* _Work to be completed_
Wherever the string "Kaiser" appears, copy the whole line.

* _Input for this task_
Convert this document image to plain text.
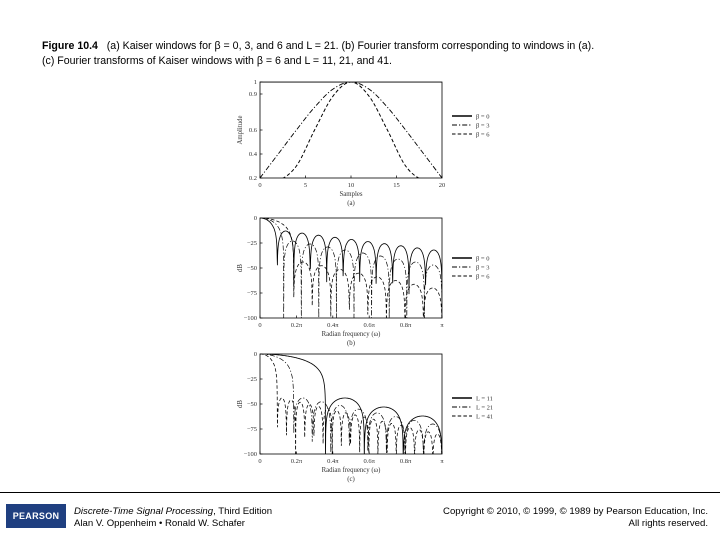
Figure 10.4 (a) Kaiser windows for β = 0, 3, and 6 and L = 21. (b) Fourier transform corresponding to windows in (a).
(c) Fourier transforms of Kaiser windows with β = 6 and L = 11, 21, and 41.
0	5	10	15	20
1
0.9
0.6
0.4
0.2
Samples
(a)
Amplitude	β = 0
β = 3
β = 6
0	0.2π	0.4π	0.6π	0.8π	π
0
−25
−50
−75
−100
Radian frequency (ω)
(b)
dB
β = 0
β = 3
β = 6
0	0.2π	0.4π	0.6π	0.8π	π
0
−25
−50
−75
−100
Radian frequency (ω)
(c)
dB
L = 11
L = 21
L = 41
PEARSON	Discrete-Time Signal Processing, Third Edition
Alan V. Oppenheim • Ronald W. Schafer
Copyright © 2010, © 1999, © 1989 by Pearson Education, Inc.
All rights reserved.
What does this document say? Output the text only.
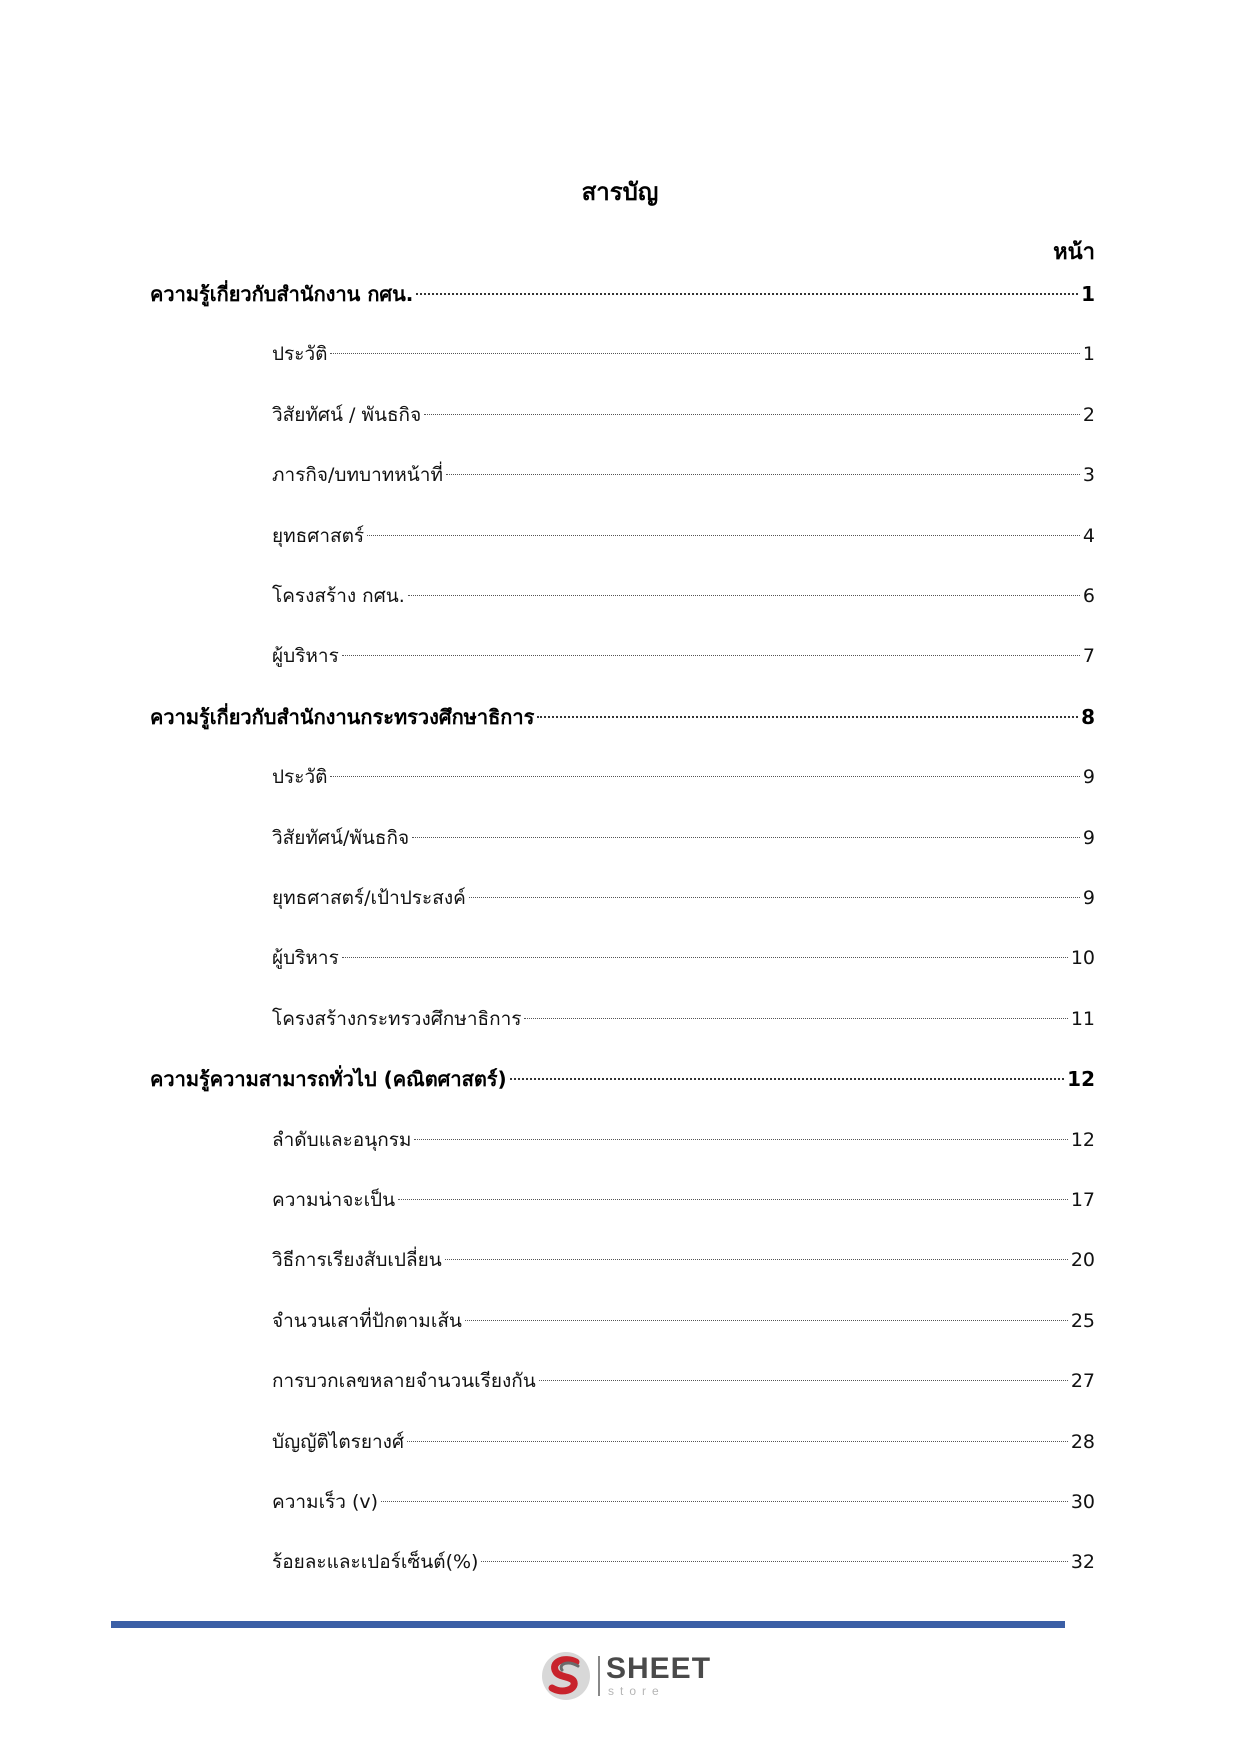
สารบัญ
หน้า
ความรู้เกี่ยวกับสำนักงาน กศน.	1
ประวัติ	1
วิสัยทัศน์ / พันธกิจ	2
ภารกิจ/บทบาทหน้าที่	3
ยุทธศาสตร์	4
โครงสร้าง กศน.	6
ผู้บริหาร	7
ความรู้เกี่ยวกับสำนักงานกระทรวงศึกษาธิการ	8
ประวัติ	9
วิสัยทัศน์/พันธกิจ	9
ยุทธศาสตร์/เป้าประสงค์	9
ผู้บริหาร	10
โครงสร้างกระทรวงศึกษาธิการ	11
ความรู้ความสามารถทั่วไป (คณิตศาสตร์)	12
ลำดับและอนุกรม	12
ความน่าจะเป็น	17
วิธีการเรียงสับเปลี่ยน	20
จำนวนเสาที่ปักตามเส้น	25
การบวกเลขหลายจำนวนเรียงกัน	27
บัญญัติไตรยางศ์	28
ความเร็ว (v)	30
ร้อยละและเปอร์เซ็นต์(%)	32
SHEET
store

* _Result for this task_
Figure 10.4 (a) Kaiser windows for β = 0, 3, and 6 and L = 21. (b) Fourier transform corresponding to windows in (a).
(c) Fourier transforms of Kaiser windows with β = 6 and L = 11, 21, and 41.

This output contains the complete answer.